### EXERCISE MATERIALS
--- START ---
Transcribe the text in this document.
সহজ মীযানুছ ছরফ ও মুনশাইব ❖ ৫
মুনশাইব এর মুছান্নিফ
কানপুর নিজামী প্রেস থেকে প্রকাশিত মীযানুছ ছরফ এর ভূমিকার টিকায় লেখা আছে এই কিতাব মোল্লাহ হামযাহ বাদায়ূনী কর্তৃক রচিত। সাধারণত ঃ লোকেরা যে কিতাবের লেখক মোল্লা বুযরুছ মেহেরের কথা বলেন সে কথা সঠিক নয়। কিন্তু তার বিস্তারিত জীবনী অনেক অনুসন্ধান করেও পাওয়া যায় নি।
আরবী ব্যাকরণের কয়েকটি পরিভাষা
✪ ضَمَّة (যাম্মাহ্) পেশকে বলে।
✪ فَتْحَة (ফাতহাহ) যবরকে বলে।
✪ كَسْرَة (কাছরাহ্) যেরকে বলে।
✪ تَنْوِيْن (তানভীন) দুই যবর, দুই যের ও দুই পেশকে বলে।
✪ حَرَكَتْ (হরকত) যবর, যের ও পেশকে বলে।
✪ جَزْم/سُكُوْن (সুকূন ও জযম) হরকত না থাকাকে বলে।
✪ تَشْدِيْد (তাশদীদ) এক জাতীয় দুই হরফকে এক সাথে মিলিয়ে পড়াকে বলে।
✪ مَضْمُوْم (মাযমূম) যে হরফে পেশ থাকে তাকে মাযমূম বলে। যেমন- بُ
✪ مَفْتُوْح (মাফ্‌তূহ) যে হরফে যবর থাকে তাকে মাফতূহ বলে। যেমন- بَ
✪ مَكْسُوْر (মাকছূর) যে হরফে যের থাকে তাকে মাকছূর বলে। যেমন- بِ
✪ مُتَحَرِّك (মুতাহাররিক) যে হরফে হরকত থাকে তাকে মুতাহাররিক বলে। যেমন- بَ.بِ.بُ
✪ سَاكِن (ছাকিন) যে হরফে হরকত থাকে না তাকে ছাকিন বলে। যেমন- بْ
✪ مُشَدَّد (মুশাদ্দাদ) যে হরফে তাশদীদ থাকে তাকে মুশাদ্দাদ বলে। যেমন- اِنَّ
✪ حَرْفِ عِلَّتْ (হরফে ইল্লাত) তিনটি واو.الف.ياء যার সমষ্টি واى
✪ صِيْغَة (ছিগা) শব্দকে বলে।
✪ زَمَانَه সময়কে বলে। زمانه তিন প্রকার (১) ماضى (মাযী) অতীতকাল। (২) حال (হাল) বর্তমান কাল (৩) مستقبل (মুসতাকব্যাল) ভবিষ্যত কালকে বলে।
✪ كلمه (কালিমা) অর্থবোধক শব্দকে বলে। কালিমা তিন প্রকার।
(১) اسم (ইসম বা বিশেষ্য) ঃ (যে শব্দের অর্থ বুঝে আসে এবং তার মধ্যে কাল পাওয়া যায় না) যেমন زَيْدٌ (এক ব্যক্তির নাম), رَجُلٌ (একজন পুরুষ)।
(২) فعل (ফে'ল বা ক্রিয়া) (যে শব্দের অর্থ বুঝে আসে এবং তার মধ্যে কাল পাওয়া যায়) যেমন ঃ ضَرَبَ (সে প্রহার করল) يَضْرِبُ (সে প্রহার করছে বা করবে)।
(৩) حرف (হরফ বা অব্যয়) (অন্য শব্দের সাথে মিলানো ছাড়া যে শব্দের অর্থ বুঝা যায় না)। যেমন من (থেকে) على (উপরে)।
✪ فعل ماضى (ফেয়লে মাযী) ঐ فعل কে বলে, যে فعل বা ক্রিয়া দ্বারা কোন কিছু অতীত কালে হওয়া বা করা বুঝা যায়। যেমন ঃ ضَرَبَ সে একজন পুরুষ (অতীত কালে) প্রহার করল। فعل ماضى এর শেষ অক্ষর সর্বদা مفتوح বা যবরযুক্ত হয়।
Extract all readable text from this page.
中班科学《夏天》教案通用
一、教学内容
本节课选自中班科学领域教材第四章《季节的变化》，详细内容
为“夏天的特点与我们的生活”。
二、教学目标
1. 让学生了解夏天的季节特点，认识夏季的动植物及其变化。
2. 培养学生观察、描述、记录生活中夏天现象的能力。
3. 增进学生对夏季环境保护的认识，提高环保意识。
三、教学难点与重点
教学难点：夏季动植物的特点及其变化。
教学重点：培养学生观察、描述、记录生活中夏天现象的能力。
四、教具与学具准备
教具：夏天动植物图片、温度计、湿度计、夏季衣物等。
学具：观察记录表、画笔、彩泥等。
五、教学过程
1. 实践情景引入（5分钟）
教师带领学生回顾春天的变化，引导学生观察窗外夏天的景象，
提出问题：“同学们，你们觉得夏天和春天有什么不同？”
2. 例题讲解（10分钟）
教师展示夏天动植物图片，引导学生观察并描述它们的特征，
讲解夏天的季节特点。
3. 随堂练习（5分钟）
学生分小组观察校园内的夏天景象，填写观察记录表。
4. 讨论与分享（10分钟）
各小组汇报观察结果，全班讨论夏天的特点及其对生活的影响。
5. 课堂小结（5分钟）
--- END ---
### TASK TO COMPLETE
Retype nothing except the lines from the line holding "Extract all readable text from this page." through the last line of the entries, both included.

### CORRECT ANSWER
Extract all readable text from this page.
中班科学《夏天》教案通用
一、教学内容
本节课选自中班科学领域教材第四章《季节的变化》，详细内容
为“夏天的特点与我们的生活”。
二、教学目标
1. 让学生了解夏天的季节特点，认识夏季的动植物及其变化。
2. 培养学生观察、描述、记录生活中夏天现象的能力。
3. 增进学生对夏季环境保护的认识，提高环保意识。
三、教学难点与重点
教学难点：夏季动植物的特点及其变化。
教学重点：培养学生观察、描述、记录生活中夏天现象的能力。
四、教具与学具准备
教具：夏天动植物图片、温度计、湿度计、夏季衣物等。
学具：观察记录表、画笔、彩泥等。
五、教学过程
1. 实践情景引入（5分钟）
教师带领学生回顾春天的变化，引导学生观察窗外夏天的景象，
提出问题：“同学们，你们觉得夏天和春天有什么不同？”
2. 例题讲解（10分钟）
教师展示夏天动植物图片，引导学生观察并描述它们的特征，
讲解夏天的季节特点。
3. 随堂练习（5分钟）
学生分小组观察校园内的夏天景象，填写观察记录表。
4. 讨论与分享（10分钟）
各小组汇报观察结果，全班讨论夏天的特点及其对生活的影响。
5. 课堂小结（5分钟）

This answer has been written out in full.